### Written problem
Copy nothing but the text: repeat each entry exactly and drop the images.

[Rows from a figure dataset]
--

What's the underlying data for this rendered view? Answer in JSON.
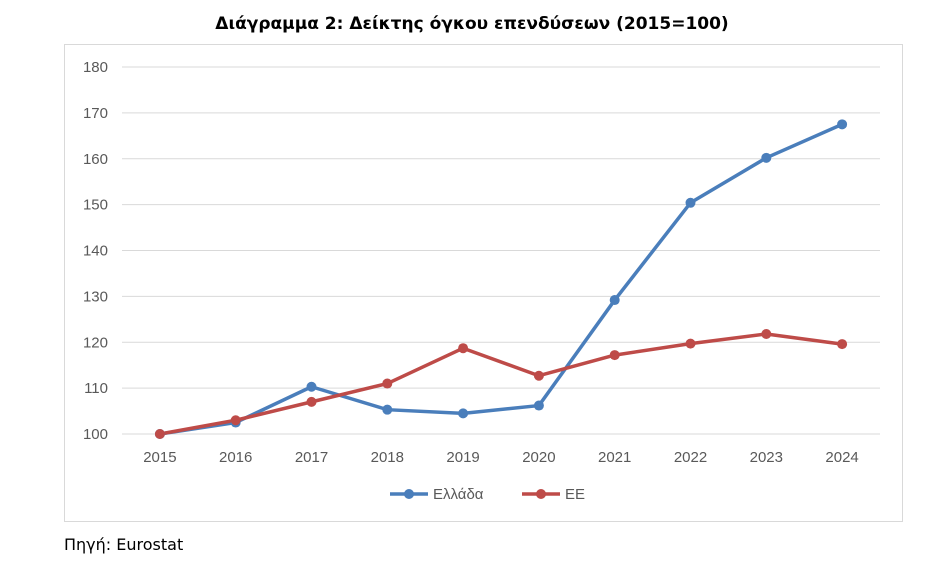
{
  "chart_data": {
    "type": "line",
    "title": "Διάγραμμα 2: Δείκτης όγκου επενδύσεων (2015=100)",
    "x": [
      "2015",
      "2016",
      "2017",
      "2018",
      "2019",
      "2020",
      "2021",
      "2022",
      "2023",
      "2024"
    ],
    "series": [
      {
        "name": "Ελλάδα",
        "color": "#4a7ebb",
        "values": [
          100,
          102.5,
          110.3,
          105.3,
          104.5,
          106.2,
          129.2,
          150.4,
          160.2,
          167.5
        ]
      },
      {
        "name": "ΕΕ",
        "color": "#be4b48",
        "values": [
          100,
          103,
          107,
          111,
          118.7,
          112.7,
          117.2,
          119.7,
          121.8,
          119.6
        ]
      }
    ],
    "ylim": [
      100,
      180
    ],
    "yticks": [
      "100",
      "110",
      "120",
      "130",
      "140",
      "150",
      "160",
      "170",
      "180"
    ],
    "grid": true,
    "legend_position": "bottom"
  },
  "source": "Πηγή: Eurostat"
}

--

### The response
What's the underlying data for this rendered view? Answer in JSON.
{
  "chart_data": {
    "type": "line",
    "title": "Διάγραμμα 2: Δείκτης όγκου επενδύσεων (2015=100)",
    "x": [
      "2015",
      "2016",
      "2017",
      "2018",
      "2019",
      "2020",
      "2021",
      "2022",
      "2023",
      "2024"
    ],
    "series": [
      {
        "name": "Ελλάδα",
        "color": "#4a7ebb",
        "values": [
          100,
          102.5,
          110.3,
          105.3,
          104.5,
          106.2,
          129.2,
          150.4,
          160.2,
          167.5
        ]
      },
      {
        "name": "ΕΕ",
        "color": "#be4b48",
        "values": [
          100,
          103,
          107,
          111,
          118.7,
          112.7,
          117.2,
          119.7,
          121.8,
          119.6
        ]
      }
    ],
    "ylim": [
      100,
      180
    ],
    "yticks": [
      "100",
      "110",
      "120",
      "130",
      "140",
      "150",
      "160",
      "170",
      "180"
    ],
    "grid": true,
    "legend_position": "bottom"
  },
  "source": "Πηγή: Eurostat"
}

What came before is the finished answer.